====== Dataset excerpts ======

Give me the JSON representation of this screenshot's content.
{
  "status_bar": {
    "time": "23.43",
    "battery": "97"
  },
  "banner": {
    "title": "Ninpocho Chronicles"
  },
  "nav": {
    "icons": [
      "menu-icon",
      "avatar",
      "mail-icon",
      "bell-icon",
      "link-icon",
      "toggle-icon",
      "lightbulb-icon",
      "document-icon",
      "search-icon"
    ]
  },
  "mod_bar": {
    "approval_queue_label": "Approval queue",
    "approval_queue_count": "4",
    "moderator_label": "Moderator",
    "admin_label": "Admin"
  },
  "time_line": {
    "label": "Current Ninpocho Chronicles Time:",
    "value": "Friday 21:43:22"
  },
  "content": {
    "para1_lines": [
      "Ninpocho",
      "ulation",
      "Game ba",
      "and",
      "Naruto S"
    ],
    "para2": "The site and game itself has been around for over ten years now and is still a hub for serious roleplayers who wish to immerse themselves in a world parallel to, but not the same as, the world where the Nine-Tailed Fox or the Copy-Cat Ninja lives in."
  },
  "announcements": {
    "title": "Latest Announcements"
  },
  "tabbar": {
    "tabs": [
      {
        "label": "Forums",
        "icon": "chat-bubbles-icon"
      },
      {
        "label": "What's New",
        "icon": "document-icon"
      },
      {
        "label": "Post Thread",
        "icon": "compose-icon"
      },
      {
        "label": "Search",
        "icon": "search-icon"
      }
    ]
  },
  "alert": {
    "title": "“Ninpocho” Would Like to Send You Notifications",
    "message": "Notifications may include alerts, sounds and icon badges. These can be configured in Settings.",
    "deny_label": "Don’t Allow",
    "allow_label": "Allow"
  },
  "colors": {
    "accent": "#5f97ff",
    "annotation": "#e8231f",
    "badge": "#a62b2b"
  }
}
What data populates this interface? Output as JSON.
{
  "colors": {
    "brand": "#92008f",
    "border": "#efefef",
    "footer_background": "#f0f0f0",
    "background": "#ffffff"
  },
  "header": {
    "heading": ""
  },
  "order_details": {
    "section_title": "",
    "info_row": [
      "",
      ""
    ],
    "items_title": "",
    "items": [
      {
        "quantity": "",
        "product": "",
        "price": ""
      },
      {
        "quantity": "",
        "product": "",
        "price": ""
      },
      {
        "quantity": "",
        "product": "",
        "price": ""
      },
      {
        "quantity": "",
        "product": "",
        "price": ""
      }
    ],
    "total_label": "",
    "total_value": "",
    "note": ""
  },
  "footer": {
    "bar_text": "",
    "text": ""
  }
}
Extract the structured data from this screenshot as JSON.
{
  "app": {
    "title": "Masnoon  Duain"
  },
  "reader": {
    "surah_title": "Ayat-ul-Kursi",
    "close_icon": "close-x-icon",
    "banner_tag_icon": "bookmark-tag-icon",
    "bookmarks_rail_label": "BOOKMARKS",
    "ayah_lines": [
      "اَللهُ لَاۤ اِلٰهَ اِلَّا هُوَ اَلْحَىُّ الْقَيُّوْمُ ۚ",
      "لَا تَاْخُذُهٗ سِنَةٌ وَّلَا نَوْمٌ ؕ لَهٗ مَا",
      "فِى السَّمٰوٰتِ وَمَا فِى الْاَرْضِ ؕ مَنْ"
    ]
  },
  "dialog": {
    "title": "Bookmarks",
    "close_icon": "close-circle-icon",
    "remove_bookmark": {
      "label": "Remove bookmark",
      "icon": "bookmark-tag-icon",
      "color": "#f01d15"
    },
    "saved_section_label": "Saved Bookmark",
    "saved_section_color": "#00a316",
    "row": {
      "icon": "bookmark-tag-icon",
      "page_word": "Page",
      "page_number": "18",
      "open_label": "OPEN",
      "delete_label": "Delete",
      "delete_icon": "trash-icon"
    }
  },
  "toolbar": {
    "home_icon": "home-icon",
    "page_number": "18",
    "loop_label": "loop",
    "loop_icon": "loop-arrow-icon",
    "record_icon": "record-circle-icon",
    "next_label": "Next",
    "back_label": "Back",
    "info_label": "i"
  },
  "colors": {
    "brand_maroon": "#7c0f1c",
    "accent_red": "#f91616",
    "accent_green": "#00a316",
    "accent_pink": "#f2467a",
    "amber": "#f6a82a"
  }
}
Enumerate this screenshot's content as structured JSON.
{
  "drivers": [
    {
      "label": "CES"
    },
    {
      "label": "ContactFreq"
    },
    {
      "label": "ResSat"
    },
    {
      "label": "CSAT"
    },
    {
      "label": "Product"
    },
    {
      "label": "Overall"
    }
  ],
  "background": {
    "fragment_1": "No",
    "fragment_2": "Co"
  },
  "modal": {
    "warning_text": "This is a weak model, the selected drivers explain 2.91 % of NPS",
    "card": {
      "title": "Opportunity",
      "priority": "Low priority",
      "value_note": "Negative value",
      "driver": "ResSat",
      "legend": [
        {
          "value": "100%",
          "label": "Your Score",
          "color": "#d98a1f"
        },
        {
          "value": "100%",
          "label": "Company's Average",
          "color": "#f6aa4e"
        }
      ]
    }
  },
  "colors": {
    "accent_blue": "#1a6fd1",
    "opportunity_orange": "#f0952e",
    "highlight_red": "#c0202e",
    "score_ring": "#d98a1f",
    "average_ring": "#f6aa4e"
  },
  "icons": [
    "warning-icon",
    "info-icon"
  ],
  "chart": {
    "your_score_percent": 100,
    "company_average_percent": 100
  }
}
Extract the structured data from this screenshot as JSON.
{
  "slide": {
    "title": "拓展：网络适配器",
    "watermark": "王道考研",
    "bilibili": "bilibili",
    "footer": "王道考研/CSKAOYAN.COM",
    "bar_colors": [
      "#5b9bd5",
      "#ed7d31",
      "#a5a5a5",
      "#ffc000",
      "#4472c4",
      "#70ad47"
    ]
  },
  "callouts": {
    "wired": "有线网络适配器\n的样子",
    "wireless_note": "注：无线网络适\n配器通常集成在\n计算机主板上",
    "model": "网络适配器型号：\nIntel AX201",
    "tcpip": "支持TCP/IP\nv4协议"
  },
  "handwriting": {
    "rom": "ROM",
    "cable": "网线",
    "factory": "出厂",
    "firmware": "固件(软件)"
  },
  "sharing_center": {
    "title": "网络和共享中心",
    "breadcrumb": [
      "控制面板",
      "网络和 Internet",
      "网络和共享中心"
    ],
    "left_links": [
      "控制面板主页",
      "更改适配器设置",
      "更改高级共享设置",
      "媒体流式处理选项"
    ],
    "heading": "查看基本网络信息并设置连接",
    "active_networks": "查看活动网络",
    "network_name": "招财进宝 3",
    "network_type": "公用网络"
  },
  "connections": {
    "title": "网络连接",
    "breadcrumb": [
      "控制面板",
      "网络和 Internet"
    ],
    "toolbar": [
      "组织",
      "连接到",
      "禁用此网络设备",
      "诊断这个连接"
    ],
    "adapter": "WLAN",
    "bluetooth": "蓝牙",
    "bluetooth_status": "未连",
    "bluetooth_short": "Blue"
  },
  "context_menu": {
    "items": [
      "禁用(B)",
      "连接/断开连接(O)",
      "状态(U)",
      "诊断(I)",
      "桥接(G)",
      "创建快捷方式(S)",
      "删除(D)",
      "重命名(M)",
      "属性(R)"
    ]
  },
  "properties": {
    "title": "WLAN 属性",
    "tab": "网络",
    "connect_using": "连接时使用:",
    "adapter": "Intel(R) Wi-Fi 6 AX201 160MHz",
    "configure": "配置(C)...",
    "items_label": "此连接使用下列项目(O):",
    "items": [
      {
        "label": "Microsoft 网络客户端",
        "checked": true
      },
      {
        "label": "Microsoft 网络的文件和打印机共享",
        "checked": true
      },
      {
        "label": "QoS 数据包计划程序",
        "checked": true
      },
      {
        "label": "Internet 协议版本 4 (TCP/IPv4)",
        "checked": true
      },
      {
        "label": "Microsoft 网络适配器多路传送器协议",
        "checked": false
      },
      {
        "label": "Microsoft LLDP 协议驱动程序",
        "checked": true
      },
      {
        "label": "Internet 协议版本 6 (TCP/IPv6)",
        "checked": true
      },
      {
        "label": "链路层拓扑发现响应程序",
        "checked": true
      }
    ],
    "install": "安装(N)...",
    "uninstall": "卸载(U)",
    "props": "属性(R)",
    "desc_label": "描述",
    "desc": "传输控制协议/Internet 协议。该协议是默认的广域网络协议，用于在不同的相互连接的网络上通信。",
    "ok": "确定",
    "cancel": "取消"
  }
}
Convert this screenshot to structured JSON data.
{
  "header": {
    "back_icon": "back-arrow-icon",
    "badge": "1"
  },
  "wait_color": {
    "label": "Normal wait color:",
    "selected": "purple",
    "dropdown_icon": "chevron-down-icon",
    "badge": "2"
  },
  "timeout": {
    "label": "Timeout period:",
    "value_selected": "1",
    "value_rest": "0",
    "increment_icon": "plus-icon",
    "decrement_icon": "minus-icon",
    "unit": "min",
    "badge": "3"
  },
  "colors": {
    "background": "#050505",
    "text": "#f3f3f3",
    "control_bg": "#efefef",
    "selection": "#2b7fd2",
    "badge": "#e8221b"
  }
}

======

Check each line in the records for the word "Ninpocho" and say how many have it, with nothing else.

- [Reply]: 4